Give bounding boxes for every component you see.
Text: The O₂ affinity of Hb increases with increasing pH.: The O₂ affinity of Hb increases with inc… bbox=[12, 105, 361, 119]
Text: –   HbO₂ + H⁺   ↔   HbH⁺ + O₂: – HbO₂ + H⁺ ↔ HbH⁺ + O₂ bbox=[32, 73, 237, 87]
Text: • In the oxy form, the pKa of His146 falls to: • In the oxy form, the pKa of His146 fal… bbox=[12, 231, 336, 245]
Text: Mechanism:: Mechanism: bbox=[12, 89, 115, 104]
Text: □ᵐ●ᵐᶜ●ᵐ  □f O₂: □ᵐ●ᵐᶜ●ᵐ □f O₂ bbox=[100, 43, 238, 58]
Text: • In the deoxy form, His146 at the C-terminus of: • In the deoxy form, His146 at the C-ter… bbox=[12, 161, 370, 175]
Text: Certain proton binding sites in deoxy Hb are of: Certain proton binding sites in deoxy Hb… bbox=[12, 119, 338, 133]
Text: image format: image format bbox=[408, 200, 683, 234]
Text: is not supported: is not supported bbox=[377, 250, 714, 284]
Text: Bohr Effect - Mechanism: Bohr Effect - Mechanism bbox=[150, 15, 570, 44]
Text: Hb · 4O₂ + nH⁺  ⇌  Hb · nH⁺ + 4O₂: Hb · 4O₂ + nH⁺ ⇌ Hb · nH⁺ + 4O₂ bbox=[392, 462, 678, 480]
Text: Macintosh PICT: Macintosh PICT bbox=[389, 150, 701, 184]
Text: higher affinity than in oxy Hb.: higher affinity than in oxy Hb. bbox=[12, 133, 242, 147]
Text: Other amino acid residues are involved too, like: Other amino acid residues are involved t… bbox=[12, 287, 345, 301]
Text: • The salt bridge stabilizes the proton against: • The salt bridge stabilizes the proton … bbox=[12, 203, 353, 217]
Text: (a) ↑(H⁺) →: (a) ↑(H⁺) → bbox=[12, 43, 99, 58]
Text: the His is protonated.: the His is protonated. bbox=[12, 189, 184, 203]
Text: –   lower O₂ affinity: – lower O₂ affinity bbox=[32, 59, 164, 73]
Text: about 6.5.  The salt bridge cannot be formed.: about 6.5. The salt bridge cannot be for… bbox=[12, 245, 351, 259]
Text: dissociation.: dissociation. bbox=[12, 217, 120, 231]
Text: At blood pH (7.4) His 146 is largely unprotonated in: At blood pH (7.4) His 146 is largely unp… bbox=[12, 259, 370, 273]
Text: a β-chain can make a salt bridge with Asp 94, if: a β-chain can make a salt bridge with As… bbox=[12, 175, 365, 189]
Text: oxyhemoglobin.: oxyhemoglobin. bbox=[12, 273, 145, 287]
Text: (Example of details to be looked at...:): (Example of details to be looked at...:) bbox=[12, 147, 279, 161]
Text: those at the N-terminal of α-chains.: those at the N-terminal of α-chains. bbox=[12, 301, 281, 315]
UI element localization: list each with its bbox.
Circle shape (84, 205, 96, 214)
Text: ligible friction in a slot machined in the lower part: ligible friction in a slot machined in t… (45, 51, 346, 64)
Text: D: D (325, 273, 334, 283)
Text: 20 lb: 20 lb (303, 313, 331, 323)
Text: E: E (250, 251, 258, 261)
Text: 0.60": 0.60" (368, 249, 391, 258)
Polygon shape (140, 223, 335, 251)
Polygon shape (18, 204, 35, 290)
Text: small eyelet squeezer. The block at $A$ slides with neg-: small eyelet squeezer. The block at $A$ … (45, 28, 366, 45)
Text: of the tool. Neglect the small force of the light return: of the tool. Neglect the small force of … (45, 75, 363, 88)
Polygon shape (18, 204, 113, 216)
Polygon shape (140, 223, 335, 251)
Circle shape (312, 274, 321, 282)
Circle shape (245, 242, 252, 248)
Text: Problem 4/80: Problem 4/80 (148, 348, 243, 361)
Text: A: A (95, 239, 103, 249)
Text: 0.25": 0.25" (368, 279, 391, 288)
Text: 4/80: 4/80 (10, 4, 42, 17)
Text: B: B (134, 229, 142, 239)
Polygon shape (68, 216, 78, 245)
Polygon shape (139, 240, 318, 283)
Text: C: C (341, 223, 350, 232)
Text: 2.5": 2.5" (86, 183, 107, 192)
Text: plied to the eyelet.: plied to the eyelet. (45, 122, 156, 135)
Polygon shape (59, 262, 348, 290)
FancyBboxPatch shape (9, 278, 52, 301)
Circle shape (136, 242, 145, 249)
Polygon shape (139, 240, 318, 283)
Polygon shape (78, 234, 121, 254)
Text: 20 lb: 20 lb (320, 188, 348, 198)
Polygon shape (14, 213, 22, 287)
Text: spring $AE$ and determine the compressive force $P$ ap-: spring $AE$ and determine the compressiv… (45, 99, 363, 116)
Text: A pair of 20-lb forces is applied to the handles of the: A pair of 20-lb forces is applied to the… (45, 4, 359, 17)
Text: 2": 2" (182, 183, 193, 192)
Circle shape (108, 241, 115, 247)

--------------------

* Goal of the exercise: Copy all the records set down above line for line, with no changes.

* Finished exercise:
Give bounding boxes for every component you see.
Text: The O₂ affinity of Hb increases with increasing pH.: The O₂ affinity of Hb increases with inc… bbox=[12, 105, 361, 119]
Text: –   HbO₂ + H⁺   ↔   HbH⁺ + O₂: – HbO₂ + H⁺ ↔ HbH⁺ + O₂ bbox=[32, 73, 237, 87]
Text: • In the oxy form, the pKa of His146 falls to: • In the oxy form, the pKa of His146 fal… bbox=[12, 231, 336, 245]
Text: Mechanism:: Mechanism: bbox=[12, 89, 115, 104]
Text: □ᵐ●ᵐᶜ●ᵐ  □f O₂: □ᵐ●ᵐᶜ●ᵐ □f O₂ bbox=[100, 43, 238, 58]
Text: • In the deoxy form, His146 at the C-terminus of: • In the deoxy form, His146 at the C-ter… bbox=[12, 161, 370, 175]
Text: Certain proton binding sites in deoxy Hb are of: Certain proton binding sites in deoxy Hb… bbox=[12, 119, 338, 133]
Text: image format: image format bbox=[408, 200, 683, 234]
Text: is not supported: is not supported bbox=[377, 250, 714, 284]
Text: Bohr Effect - Mechanism: Bohr Effect - Mechanism bbox=[150, 15, 570, 44]
Text: Hb · 4O₂ + nH⁺  ⇌  Hb · nH⁺ + 4O₂: Hb · 4O₂ + nH⁺ ⇌ Hb · nH⁺ + 4O₂ bbox=[392, 462, 678, 480]
Text: Macintosh PICT: Macintosh PICT bbox=[389, 150, 701, 184]
Text: higher affinity than in oxy Hb.: higher affinity than in oxy Hb. bbox=[12, 133, 242, 147]
Text: Other amino acid residues are involved too, like: Other amino acid residues are involved t… bbox=[12, 287, 345, 301]
Text: • The salt bridge stabilizes the proton against: • The salt bridge stabilizes the proton … bbox=[12, 203, 353, 217]
Text: (a) ↑(H⁺) →: (a) ↑(H⁺) → bbox=[12, 43, 99, 58]
Text: the His is protonated.: the His is protonated. bbox=[12, 189, 184, 203]
Text: –   lower O₂ affinity: – lower O₂ affinity bbox=[32, 59, 164, 73]
Text: about 6.5.  The salt bridge cannot be formed.: about 6.5. The salt bridge cannot be for… bbox=[12, 245, 351, 259]
Text: dissociation.: dissociation. bbox=[12, 217, 120, 231]
Text: At blood pH (7.4) His 146 is largely unprotonated in: At blood pH (7.4) His 146 is largely unp… bbox=[12, 259, 370, 273]
Text: a β-chain can make a salt bridge with Asp 94, if: a β-chain can make a salt bridge with As… bbox=[12, 175, 365, 189]
Text: oxyhemoglobin.: oxyhemoglobin. bbox=[12, 273, 145, 287]
Text: (Example of details to be looked at...:): (Example of details to be looked at...:) bbox=[12, 147, 279, 161]
Text: those at the N-terminal of α-chains.: those at the N-terminal of α-chains. bbox=[12, 301, 281, 315]
UI element localization: list each with its bbox.
Circle shape (84, 205, 96, 214)
Text: ligible friction in a slot machined in the lower part: ligible friction in a slot machined in t… (45, 51, 346, 64)
Text: D: D (325, 273, 334, 283)
Text: 20 lb: 20 lb (303, 313, 331, 323)
Text: E: E (250, 251, 258, 261)
Text: 0.60": 0.60" (368, 249, 391, 258)
Polygon shape (140, 223, 335, 251)
Polygon shape (18, 204, 35, 290)
Text: small eyelet squeezer. The block at $A$ slides with neg-: small eyelet squeezer. The block at $A$ … (45, 28, 366, 45)
Text: of the tool. Neglect the small force of the light return: of the tool. Neglect the small force of … (45, 75, 363, 88)
Polygon shape (18, 204, 113, 216)
Polygon shape (140, 223, 335, 251)
Circle shape (312, 274, 321, 282)
Circle shape (245, 242, 252, 248)
Text: Problem 4/80: Problem 4/80 (148, 348, 243, 361)
Text: A: A (95, 239, 103, 249)
Text: 0.25": 0.25" (368, 279, 391, 288)
Text: 4/80: 4/80 (10, 4, 42, 17)
Text: B: B (134, 229, 142, 239)
Polygon shape (68, 216, 78, 245)
Polygon shape (139, 240, 318, 283)
Text: C: C (341, 223, 350, 232)
Text: 2.5": 2.5" (86, 183, 107, 192)
Text: plied to the eyelet.: plied to the eyelet. (45, 122, 156, 135)
Polygon shape (59, 262, 348, 290)
FancyBboxPatch shape (9, 278, 52, 301)
Circle shape (136, 242, 145, 249)
Polygon shape (139, 240, 318, 283)
Polygon shape (78, 234, 121, 254)
Text: 20 lb: 20 lb (320, 188, 348, 198)
Polygon shape (14, 213, 22, 287)
Text: spring $AE$ and determine the compressive force $P$ ap-: spring $AE$ and determine the compressiv… (45, 99, 363, 116)
Text: A pair of 20-lb forces is applied to the handles of the: A pair of 20-lb forces is applied to the… (45, 4, 359, 17)
Text: 2": 2" (182, 183, 193, 192)
Circle shape (108, 241, 115, 247)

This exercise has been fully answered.